Given request: Pictures do not belong in the copy; restate the records below word for word.

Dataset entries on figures
-- begin --
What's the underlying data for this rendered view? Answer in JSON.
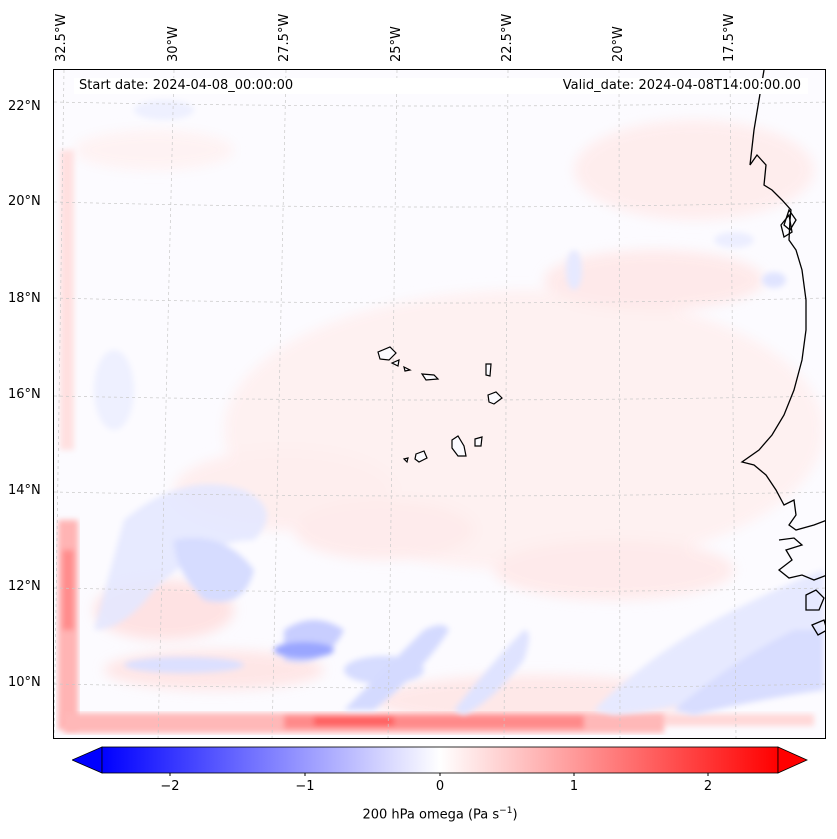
{
  "map": {
    "start_date": "Start date: 2024-04-08_00:00:00",
    "valid_date": "Valid_date: 2024-04-08T14:00:00.00",
    "longitude_labels": [
      "32.5°W",
      "30°W",
      "27.5°W",
      "25°W",
      "22.5°W",
      "20°W",
      "17.5°W"
    ],
    "latitude_labels": [
      "22°N",
      "20°N",
      "18°N",
      "16°N",
      "14°N",
      "12°N",
      "10°N"
    ],
    "field": "200 hPa omega",
    "colors": {
      "negative": "#0000ff",
      "zero": "#ffffff",
      "positive": "#ff0000",
      "coast": "#000000",
      "grid": "#c8c8c8"
    }
  },
  "colorbar": {
    "ticks": [
      "−2",
      "−1",
      "0",
      "1",
      "2"
    ],
    "label": "200 hPa omega (Pa s",
    "label_superscript": "−1",
    "label_close": ")",
    "range": [
      -2.7,
      2.7
    ],
    "extend": "both",
    "colormap": "bwr"
  }
}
-- end --
Output for this task:
What's the underlying data for this rendered view? Answer in JSON.
{
  "map": {
    "start_date": "Start date: 2024-04-08_00:00:00",
    "valid_date": "Valid_date: 2024-04-08T14:00:00.00",
    "longitude_labels": [
      "32.5°W",
      "30°W",
      "27.5°W",
      "25°W",
      "22.5°W",
      "20°W",
      "17.5°W"
    ],
    "latitude_labels": [
      "22°N",
      "20°N",
      "18°N",
      "16°N",
      "14°N",
      "12°N",
      "10°N"
    ],
    "field": "200 hPa omega",
    "colors": {
      "negative": "#0000ff",
      "zero": "#ffffff",
      "positive": "#ff0000",
      "coast": "#000000",
      "grid": "#c8c8c8"
    }
  },
  "colorbar": {
    "ticks": [
      "−2",
      "−1",
      "0",
      "1",
      "2"
    ],
    "label": "200 hPa omega (Pa s",
    "label_superscript": "−1",
    "label_close": ")",
    "range": [
      -2.7,
      2.7
    ],
    "extend": "both",
    "colormap": "bwr"
  }
}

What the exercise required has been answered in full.